Copy out all lines in the data below containing the string "尊敬老师".
** Begin **
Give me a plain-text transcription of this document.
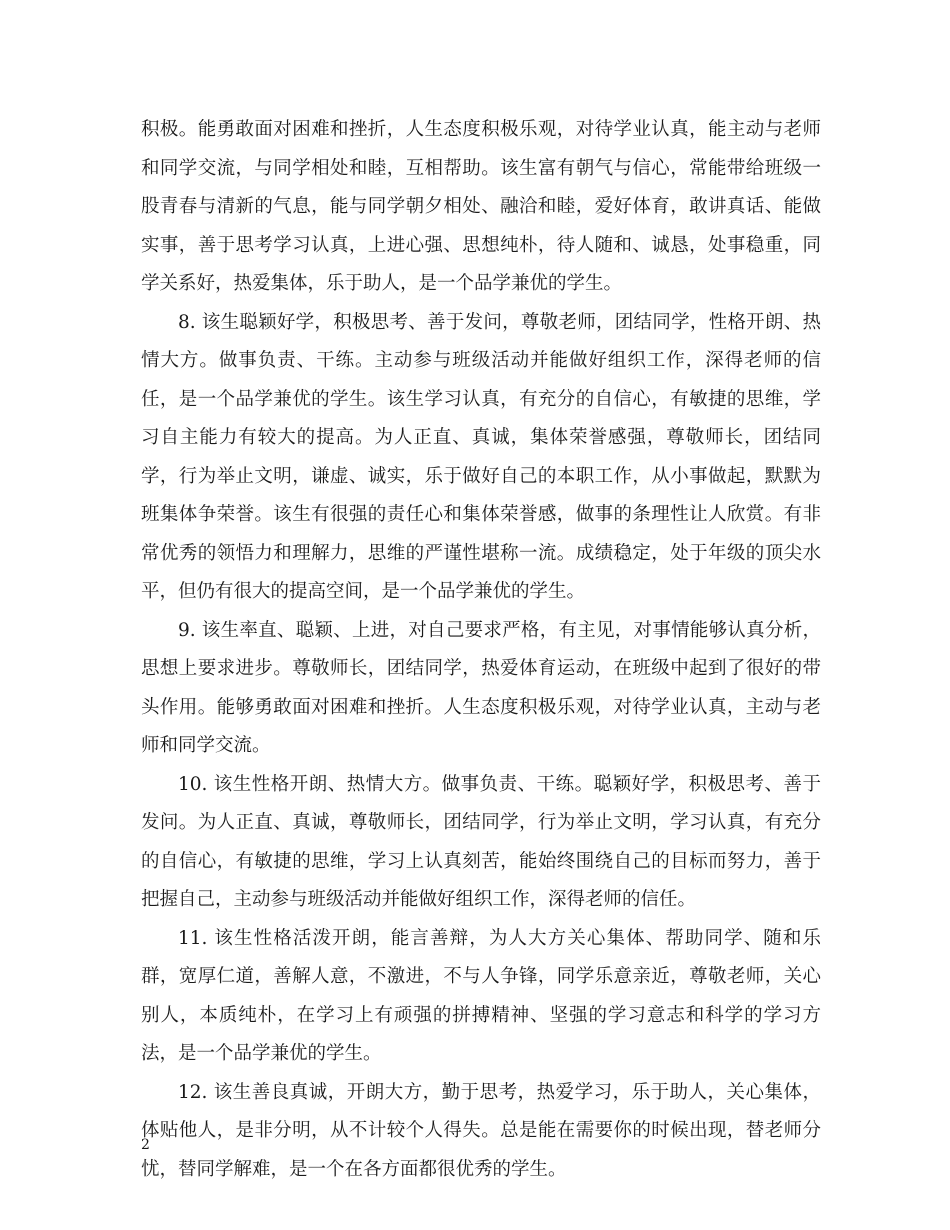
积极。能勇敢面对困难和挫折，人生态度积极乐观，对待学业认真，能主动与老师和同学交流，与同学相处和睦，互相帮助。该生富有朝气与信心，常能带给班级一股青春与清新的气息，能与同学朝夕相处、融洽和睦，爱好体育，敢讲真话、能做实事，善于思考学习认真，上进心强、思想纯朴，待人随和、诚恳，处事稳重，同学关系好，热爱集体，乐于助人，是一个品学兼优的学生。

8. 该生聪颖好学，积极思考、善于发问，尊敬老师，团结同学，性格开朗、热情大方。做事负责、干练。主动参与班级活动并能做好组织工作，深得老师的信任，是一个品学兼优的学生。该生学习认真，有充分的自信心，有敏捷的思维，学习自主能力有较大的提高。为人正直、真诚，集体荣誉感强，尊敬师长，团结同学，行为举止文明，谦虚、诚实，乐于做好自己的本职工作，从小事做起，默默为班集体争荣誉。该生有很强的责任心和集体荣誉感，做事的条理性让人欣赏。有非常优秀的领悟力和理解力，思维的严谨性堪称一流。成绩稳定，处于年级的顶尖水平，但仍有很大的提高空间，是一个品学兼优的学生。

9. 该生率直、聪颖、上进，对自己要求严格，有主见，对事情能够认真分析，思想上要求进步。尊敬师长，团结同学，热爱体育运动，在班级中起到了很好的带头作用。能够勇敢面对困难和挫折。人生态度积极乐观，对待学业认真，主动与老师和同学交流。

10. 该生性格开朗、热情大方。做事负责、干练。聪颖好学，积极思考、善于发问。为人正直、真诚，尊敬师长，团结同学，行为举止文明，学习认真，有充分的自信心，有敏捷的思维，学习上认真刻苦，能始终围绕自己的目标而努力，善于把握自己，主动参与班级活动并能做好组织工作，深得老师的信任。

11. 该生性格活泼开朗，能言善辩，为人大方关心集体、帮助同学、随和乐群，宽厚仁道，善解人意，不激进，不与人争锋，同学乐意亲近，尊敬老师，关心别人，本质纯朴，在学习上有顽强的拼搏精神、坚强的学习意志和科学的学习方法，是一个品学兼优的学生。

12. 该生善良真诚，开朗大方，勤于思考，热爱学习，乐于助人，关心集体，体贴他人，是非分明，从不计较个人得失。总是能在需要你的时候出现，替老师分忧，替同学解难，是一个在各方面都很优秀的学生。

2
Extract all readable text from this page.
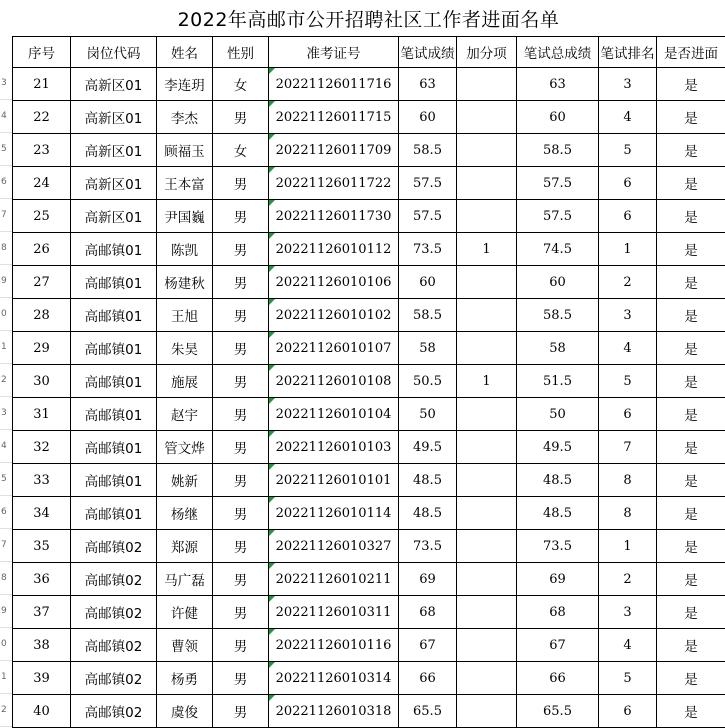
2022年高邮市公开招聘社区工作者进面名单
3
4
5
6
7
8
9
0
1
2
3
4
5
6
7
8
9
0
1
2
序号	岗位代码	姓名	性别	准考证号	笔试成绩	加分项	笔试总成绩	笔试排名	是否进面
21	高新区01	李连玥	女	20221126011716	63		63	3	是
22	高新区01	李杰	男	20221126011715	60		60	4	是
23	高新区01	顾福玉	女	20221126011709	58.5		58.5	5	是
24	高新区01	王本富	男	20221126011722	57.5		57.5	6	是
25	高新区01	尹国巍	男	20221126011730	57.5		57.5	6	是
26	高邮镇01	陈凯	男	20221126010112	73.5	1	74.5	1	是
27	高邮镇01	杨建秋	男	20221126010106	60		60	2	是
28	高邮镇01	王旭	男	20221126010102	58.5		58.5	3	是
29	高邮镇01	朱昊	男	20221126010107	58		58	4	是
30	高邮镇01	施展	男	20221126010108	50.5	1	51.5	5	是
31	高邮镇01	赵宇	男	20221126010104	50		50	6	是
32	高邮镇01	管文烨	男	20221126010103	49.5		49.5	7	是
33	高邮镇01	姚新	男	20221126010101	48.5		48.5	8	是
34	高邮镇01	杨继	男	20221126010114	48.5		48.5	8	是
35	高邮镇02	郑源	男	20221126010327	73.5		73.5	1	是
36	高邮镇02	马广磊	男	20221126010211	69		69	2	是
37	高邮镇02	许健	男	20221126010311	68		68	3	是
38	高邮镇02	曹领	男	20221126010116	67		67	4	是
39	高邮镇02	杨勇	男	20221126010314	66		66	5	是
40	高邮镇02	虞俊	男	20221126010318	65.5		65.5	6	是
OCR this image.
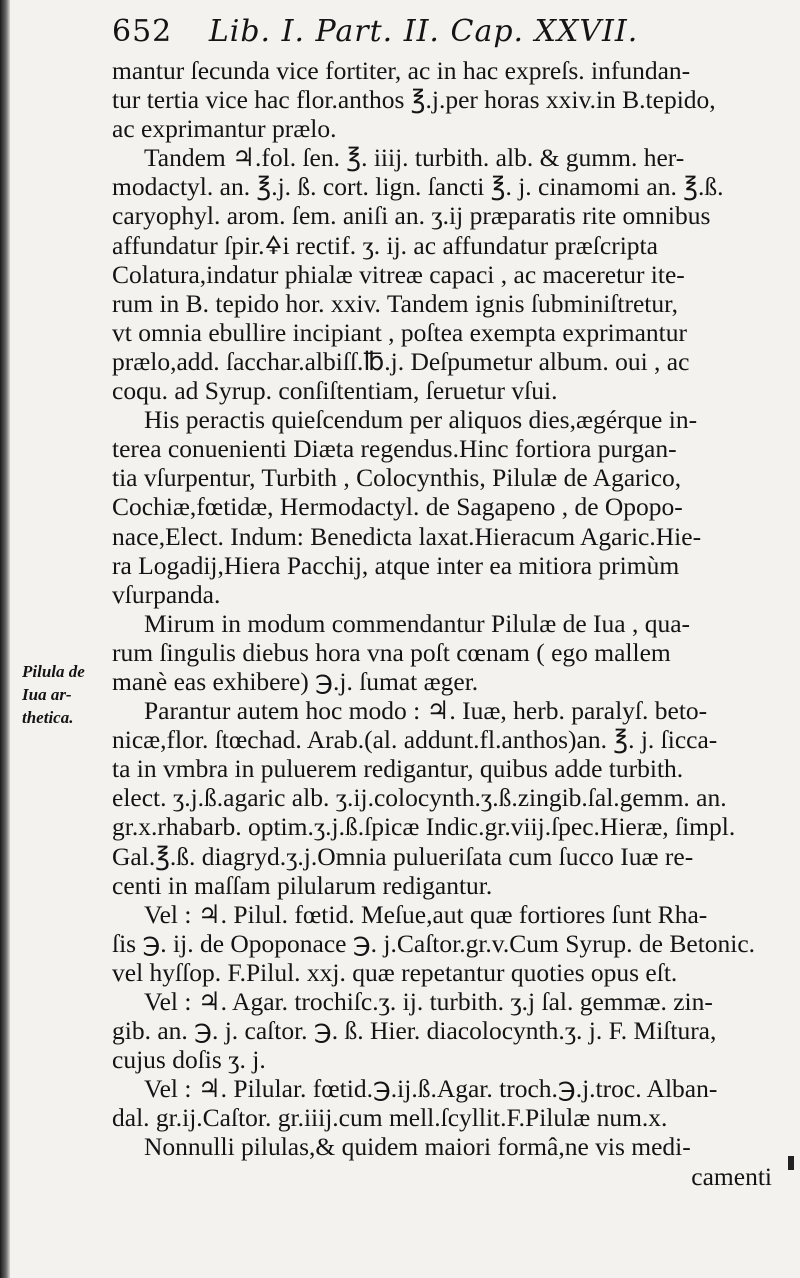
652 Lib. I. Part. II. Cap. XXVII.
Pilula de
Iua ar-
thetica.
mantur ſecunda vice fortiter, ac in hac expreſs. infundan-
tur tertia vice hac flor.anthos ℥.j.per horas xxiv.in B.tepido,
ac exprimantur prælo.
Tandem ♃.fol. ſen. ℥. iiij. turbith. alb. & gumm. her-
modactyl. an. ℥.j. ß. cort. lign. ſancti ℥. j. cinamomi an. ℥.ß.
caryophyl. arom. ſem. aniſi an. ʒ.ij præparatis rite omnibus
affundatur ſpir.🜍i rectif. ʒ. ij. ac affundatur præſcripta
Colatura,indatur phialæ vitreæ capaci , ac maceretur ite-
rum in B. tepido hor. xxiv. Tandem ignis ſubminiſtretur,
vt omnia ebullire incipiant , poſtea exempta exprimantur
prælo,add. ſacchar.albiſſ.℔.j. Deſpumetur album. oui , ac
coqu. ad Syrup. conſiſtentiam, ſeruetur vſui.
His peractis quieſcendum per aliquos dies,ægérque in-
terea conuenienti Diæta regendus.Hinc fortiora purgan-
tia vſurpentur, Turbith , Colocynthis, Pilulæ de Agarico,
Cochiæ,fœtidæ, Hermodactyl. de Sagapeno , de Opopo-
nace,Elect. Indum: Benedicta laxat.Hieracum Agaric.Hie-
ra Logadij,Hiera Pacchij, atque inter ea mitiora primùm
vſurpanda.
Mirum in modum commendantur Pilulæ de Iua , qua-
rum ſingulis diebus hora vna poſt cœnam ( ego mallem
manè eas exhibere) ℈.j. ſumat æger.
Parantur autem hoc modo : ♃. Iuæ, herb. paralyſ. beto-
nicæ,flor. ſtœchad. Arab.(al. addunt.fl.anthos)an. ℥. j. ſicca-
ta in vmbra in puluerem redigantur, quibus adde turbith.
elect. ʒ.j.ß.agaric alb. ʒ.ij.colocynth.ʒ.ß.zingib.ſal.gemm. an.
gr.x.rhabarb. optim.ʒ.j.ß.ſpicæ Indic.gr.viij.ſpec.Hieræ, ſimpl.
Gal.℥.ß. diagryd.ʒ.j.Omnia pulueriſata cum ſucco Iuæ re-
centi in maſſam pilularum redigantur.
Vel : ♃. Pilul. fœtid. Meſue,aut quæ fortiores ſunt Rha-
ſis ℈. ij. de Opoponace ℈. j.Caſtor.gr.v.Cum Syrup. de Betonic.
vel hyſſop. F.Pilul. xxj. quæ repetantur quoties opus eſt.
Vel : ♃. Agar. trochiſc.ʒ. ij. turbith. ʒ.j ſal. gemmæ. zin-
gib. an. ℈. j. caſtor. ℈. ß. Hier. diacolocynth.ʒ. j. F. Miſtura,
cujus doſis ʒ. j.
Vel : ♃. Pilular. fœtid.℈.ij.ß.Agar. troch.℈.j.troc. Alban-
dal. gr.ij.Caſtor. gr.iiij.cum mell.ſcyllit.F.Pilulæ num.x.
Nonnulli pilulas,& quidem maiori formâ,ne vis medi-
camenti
** End **
### Response to this task:
8. 该生聪颖好学，积极思考、善于发问，尊敬老师，团结同学，性格开朗、热情大方。做事负责、干练。主动参与班级活动并能做好组织工作，深得老师的信任，是一个品学兼优的学生。该生学习认真，有充分的自信心，有敏捷的思维，学习自主能力有较大的提高。为人正直、真诚，集体荣誉感强，尊敬师长，团结同学，行为举止文明，谦虚、诚实，乐于做好自己的本职工作，从小事做起，默默为班集体争荣誉。该生有很强的责任心和集体荣誉感，做事的条理性让人欣赏。有非常优秀的领悟力和理解力，思维的严谨性堪称一流。成绩稳定，处于年级的顶尖水平，但仍有很大的提高空间，是一个品学兼优的学生。
11. 该生性格活泼开朗，能言善辩，为人大方关心集体、帮助同学、随和乐群，宽厚仁道，善解人意，不激进，不与人争锋，同学乐意亲近，尊敬老师，关心别人，本质纯朴，在学习上有顽强的拼搏精神、坚强的学习意志和科学的学习方法，是一个品学兼优的学生。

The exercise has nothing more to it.